### SET EXERCISE
Copy each line exactly. Leave nothing out.

### INFORMATION GIVEN
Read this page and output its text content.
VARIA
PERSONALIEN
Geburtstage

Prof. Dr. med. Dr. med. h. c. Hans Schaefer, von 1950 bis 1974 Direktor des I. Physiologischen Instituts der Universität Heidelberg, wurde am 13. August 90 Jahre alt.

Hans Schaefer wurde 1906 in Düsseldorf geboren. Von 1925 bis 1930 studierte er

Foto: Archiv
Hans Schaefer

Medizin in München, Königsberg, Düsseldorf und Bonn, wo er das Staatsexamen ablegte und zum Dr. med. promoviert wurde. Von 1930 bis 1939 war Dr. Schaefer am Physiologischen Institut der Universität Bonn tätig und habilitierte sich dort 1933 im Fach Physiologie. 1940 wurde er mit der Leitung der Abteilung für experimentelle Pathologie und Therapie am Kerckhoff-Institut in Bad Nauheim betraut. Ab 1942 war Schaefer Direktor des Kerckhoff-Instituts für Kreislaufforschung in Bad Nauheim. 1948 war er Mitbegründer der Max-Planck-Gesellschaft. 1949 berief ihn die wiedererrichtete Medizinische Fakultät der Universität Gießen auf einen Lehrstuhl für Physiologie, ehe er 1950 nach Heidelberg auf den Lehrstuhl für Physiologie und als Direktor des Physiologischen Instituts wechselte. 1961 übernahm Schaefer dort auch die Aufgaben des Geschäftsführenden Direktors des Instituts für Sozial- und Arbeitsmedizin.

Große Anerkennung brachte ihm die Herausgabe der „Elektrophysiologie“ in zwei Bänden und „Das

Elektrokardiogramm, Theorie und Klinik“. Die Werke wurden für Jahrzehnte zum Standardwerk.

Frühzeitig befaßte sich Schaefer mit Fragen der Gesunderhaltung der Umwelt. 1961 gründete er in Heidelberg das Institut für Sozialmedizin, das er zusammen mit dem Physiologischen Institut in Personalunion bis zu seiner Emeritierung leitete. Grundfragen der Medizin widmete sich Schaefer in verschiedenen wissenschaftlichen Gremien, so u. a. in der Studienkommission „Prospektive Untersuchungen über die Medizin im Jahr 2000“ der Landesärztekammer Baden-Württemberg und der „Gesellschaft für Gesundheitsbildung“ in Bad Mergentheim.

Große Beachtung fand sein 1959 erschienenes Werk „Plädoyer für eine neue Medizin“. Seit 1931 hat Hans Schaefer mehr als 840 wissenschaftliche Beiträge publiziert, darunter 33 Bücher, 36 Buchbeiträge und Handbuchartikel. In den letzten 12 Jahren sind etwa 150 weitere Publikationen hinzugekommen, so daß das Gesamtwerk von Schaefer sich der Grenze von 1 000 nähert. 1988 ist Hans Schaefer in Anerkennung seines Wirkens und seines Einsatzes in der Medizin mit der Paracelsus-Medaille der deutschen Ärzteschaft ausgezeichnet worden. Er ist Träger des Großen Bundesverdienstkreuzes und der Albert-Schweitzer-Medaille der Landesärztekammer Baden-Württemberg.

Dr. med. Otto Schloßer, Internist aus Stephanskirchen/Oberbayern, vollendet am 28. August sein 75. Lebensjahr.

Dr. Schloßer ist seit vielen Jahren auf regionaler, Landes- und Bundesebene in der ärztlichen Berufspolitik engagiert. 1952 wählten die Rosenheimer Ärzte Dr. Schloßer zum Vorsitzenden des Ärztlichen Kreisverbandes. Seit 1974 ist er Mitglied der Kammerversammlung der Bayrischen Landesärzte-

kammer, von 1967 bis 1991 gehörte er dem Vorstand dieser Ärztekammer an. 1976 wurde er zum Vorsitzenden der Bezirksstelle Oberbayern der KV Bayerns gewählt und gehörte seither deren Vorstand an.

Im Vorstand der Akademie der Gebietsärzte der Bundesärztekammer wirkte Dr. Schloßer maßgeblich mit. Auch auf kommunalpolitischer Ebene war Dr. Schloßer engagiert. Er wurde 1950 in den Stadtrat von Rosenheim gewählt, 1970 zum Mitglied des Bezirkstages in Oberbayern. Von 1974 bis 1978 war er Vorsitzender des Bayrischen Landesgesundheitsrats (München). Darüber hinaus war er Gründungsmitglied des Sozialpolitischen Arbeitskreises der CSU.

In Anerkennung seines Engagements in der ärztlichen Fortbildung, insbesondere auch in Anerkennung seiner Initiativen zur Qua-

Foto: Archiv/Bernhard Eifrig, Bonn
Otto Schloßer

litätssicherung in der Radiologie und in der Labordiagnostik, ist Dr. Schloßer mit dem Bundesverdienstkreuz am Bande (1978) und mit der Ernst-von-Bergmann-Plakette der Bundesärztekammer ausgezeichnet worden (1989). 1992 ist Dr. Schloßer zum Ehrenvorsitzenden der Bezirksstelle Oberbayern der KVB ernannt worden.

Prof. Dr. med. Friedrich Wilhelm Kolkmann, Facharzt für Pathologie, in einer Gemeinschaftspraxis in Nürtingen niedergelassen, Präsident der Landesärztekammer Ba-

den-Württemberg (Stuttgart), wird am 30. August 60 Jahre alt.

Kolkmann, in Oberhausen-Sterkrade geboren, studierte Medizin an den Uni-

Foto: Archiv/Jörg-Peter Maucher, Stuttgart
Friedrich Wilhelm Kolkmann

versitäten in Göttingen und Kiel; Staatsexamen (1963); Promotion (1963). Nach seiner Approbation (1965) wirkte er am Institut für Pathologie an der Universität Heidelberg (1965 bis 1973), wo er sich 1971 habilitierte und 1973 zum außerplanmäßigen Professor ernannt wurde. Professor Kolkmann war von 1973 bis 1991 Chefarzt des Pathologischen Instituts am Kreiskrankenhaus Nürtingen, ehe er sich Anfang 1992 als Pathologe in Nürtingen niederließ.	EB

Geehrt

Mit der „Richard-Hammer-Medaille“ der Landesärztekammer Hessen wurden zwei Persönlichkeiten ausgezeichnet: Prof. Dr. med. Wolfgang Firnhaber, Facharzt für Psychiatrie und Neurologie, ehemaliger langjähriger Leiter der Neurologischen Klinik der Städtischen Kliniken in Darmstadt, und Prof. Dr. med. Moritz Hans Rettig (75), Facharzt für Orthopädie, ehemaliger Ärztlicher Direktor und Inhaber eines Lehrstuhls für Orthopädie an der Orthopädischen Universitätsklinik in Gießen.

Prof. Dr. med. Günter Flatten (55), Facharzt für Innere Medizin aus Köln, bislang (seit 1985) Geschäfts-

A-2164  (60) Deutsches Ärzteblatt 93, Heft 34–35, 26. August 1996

### RESPONSE TO THIS TASK
Read this page and output its text content.
VARIA
PERSONALIEN
Geburtstage

Prof. Dr. med. Dr. med. h. c. Hans Schaefer, von 1950 bis 1974 Direktor des I. Physiologischen Instituts der Universität Heidelberg, wurde am 13. August 90 Jahre alt.

Hans Schaefer wurde 1906 in Düsseldorf geboren. Von 1925 bis 1930 studierte er

Foto: Archiv
Hans Schaefer

Medizin in München, Königsberg, Düsseldorf und Bonn, wo er das Staatsexamen ablegte und zum Dr. med. promoviert wurde. Von 1930 bis 1939 war Dr. Schaefer am Physiologischen Institut der Universität Bonn tätig und habilitierte sich dort 1933 im Fach Physiologie. 1940 wurde er mit der Leitung der Abteilung für experimentelle Pathologie und Therapie am Kerckhoff-Institut in Bad Nauheim betraut. Ab 1942 war Schaefer Direktor des Kerckhoff-Instituts für Kreislaufforschung in Bad Nauheim. 1948 war er Mitbegründer der Max-Planck-Gesellschaft. 1949 berief ihn die wiedererrichtete Medizinische Fakultät der Universität Gießen auf einen Lehrstuhl für Physiologie, ehe er 1950 nach Heidelberg auf den Lehrstuhl für Physiologie und als Direktor des Physiologischen Instituts wechselte. 1961 übernahm Schaefer dort auch die Aufgaben des Geschäftsführenden Direktors des Instituts für Sozial- und Arbeitsmedizin.

Große Anerkennung brachte ihm die Herausgabe der „Elektrophysiologie“ in zwei Bänden und „Das

Elektrokardiogramm, Theorie und Klinik“. Die Werke wurden für Jahrzehnte zum Standardwerk.

Frühzeitig befaßte sich Schaefer mit Fragen der Gesunderhaltung der Umwelt. 1961 gründete er in Heidelberg das Institut für Sozialmedizin, das er zusammen mit dem Physiologischen Institut in Personalunion bis zu seiner Emeritierung leitete. Grundfragen der Medizin widmete sich Schaefer in verschiedenen wissenschaftlichen Gremien, so u. a. in der Studienkommission „Prospektive Untersuchungen über die Medizin im Jahr 2000“ der Landesärztekammer Baden-Württemberg und der „Gesellschaft für Gesundheitsbildung“ in Bad Mergentheim.

Große Beachtung fand sein 1959 erschienenes Werk „Plädoyer für eine neue Medizin“. Seit 1931 hat Hans Schaefer mehr als 840 wissenschaftliche Beiträge publiziert, darunter 33 Bücher, 36 Buchbeiträge und Handbuchartikel. In den letzten 12 Jahren sind etwa 150 weitere Publikationen hinzugekommen, so daß das Gesamtwerk von Schaefer sich der Grenze von 1 000 nähert. 1988 ist Hans Schaefer in Anerkennung seines Wirkens und seines Einsatzes in der Medizin mit der Paracelsus-Medaille der deutschen Ärzteschaft ausgezeichnet worden. Er ist Träger des Großen Bundesverdienstkreuzes und der Albert-Schweitzer-Medaille der Landesärztekammer Baden-Württemberg.

Dr. med. Otto Schloßer, Internist aus Stephanskirchen/Oberbayern, vollendet am 28. August sein 75. Lebensjahr.

Dr. Schloßer ist seit vielen Jahren auf regionaler, Landes- und Bundesebene in der ärztlichen Berufspolitik engagiert. 1952 wählten die Rosenheimer Ärzte Dr. Schloßer zum Vorsitzenden des Ärztlichen Kreisverbandes. Seit 1974 ist er Mitglied der Kammerversammlung der Bayrischen Landesärzte-

kammer, von 1967 bis 1991 gehörte er dem Vorstand dieser Ärztekammer an. 1976 wurde er zum Vorsitzenden der Bezirksstelle Oberbayern der KV Bayerns gewählt und gehörte seither deren Vorstand an.

Im Vorstand der Akademie der Gebietsärzte der Bundesärztekammer wirkte Dr. Schloßer maßgeblich mit. Auch auf kommunalpolitischer Ebene war Dr. Schloßer engagiert. Er wurde 1950 in den Stadtrat von Rosenheim gewählt, 1970 zum Mitglied des Bezirkstages in Oberbayern. Von 1974 bis 1978 war er Vorsitzender des Bayrischen Landesgesundheitsrats (München). Darüber hinaus war er Gründungsmitglied des Sozialpolitischen Arbeitskreises der CSU.

In Anerkennung seines Engagements in der ärztlichen Fortbildung, insbesondere auch in Anerkennung seiner Initiativen zur Qua-

Foto: Archiv/Bernhard Eifrig, Bonn
Otto Schloßer

litätssicherung in der Radiologie und in der Labordiagnostik, ist Dr. Schloßer mit dem Bundesverdienstkreuz am Bande (1978) und mit der Ernst-von-Bergmann-Plakette der Bundesärztekammer ausgezeichnet worden (1989). 1992 ist Dr. Schloßer zum Ehrenvorsitzenden der Bezirksstelle Oberbayern der KVB ernannt worden.

Prof. Dr. med. Friedrich Wilhelm Kolkmann, Facharzt für Pathologie, in einer Gemeinschaftspraxis in Nürtingen niedergelassen, Präsident der Landesärztekammer Ba-

den-Württemberg (Stuttgart), wird am 30. August 60 Jahre alt.

Kolkmann, in Oberhausen-Sterkrade geboren, studierte Medizin an den Uni-

Foto: Archiv/Jörg-Peter Maucher, Stuttgart
Friedrich Wilhelm Kolkmann

versitäten in Göttingen und Kiel; Staatsexamen (1963); Promotion (1963). Nach seiner Approbation (1965) wirkte er am Institut für Pathologie an der Universität Heidelberg (1965 bis 1973), wo er sich 1971 habilitierte und 1973 zum außerplanmäßigen Professor ernannt wurde. Professor Kolkmann war von 1973 bis 1991 Chefarzt des Pathologischen Instituts am Kreiskrankenhaus Nürtingen, ehe er sich Anfang 1992 als Pathologe in Nürtingen niederließ.	EB

Geehrt

Mit der „Richard-Hammer-Medaille“ der Landesärztekammer Hessen wurden zwei Persönlichkeiten ausgezeichnet: Prof. Dr. med. Wolfgang Firnhaber, Facharzt für Psychiatrie und Neurologie, ehemaliger langjähriger Leiter der Neurologischen Klinik der Städtischen Kliniken in Darmstadt, und Prof. Dr. med. Moritz Hans Rettig (75), Facharzt für Orthopädie, ehemaliger Ärztlicher Direktor und Inhaber eines Lehrstuhls für Orthopädie an der Orthopädischen Universitätsklinik in Gießen.

Prof. Dr. med. Günter Flatten (55), Facharzt für Innere Medizin aus Köln, bislang (seit 1985) Geschäfts-

A-2164  (60) Deutsches Ärzteblatt 93, Heft 34–35, 26. August 1996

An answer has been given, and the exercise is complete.